Task instructions:
Tally the lines holding the string "JSON" and reply with that number alone.

Raw records:
--------------------------------------------------
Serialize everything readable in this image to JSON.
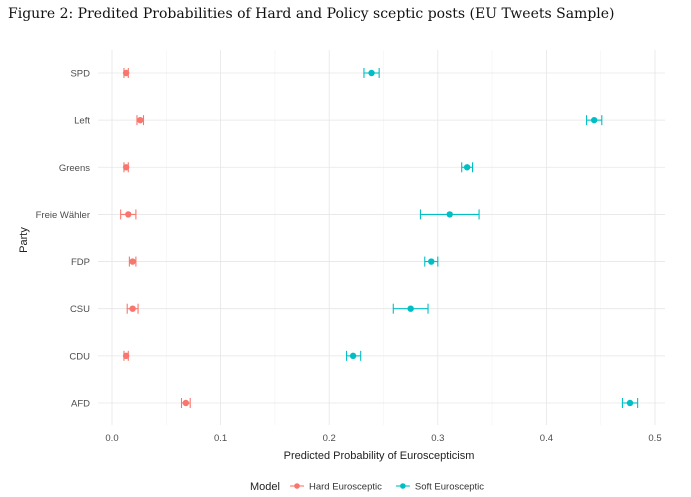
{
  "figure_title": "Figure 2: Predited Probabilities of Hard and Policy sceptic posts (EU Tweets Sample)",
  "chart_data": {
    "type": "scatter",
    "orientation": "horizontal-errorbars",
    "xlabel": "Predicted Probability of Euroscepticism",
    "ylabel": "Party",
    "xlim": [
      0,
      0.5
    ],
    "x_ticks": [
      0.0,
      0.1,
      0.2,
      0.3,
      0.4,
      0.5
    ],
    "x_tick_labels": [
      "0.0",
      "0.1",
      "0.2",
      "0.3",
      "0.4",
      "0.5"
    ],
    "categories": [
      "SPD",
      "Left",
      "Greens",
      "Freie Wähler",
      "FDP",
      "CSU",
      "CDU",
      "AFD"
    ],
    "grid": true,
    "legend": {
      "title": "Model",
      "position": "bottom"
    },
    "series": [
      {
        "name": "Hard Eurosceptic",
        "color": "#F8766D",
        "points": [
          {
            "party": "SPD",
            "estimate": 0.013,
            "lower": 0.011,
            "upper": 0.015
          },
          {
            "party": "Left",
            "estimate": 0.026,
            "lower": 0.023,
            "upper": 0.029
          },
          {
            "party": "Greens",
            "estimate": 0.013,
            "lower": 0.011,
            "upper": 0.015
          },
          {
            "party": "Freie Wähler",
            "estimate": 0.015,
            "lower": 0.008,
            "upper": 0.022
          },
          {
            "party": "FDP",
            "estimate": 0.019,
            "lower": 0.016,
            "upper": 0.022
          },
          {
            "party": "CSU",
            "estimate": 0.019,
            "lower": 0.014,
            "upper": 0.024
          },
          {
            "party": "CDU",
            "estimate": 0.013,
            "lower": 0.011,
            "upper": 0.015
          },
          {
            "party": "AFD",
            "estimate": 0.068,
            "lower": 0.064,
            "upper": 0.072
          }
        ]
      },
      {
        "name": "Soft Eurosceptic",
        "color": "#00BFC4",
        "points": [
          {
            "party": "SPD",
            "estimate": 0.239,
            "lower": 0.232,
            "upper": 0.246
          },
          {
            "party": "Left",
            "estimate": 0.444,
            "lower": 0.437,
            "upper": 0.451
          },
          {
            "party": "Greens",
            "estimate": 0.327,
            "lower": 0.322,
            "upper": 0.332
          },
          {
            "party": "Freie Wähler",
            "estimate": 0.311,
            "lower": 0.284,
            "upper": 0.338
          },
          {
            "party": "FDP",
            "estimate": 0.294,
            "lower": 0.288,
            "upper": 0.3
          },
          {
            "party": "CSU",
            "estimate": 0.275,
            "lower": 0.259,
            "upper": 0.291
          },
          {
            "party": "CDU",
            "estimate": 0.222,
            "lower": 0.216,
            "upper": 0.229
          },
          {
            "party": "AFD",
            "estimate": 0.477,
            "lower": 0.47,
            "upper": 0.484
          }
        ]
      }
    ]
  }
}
--------------------------------------------------
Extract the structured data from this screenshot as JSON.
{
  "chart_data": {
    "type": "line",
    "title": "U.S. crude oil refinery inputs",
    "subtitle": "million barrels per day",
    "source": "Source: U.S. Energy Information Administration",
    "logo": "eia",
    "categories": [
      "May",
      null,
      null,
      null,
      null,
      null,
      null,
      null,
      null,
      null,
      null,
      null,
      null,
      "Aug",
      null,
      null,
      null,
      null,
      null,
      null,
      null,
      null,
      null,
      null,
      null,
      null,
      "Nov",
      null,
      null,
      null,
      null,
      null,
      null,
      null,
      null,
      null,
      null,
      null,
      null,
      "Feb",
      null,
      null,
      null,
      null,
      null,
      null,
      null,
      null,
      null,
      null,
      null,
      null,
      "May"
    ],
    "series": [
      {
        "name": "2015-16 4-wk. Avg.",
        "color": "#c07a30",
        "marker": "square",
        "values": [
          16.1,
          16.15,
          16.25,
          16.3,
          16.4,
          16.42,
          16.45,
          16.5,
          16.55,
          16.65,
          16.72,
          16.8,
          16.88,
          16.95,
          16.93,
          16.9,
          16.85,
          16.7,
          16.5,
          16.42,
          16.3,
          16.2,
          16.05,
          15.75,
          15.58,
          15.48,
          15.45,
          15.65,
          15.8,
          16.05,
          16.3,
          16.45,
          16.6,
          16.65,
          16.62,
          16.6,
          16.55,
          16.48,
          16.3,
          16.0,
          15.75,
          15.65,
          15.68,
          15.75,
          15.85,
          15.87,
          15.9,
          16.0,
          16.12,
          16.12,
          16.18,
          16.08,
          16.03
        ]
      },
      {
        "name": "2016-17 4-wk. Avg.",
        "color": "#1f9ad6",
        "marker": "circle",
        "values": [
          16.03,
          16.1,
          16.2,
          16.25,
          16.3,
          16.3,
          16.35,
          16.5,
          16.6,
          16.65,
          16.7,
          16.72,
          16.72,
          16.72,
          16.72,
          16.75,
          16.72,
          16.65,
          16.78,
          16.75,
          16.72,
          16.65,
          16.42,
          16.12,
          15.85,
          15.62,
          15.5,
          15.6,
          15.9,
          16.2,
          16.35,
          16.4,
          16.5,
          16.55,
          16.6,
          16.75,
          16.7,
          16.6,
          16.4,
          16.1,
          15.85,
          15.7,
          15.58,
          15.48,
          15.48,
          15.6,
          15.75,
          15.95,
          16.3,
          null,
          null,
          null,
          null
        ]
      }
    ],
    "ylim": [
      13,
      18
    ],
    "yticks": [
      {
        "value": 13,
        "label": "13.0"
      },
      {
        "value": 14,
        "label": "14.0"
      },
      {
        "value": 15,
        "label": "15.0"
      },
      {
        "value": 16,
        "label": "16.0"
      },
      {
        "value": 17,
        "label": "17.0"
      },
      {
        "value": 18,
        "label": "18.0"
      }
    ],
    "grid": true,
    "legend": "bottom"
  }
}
--------------------------------------------------
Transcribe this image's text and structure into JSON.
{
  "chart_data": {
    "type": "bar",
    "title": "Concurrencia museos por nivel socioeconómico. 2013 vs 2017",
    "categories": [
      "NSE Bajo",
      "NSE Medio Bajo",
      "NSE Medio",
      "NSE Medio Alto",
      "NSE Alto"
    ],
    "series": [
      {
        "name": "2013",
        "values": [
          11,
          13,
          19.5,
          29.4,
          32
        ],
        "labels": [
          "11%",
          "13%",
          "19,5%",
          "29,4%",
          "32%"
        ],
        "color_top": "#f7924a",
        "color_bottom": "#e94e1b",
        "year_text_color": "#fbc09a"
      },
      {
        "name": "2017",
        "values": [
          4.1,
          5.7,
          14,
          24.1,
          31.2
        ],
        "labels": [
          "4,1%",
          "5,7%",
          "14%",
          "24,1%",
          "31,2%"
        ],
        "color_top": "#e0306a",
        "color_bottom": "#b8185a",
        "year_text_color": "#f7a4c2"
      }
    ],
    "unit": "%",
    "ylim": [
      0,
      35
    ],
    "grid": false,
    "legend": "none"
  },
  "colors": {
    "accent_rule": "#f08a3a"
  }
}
--------------------------------------------------
Answer for this exercise:
3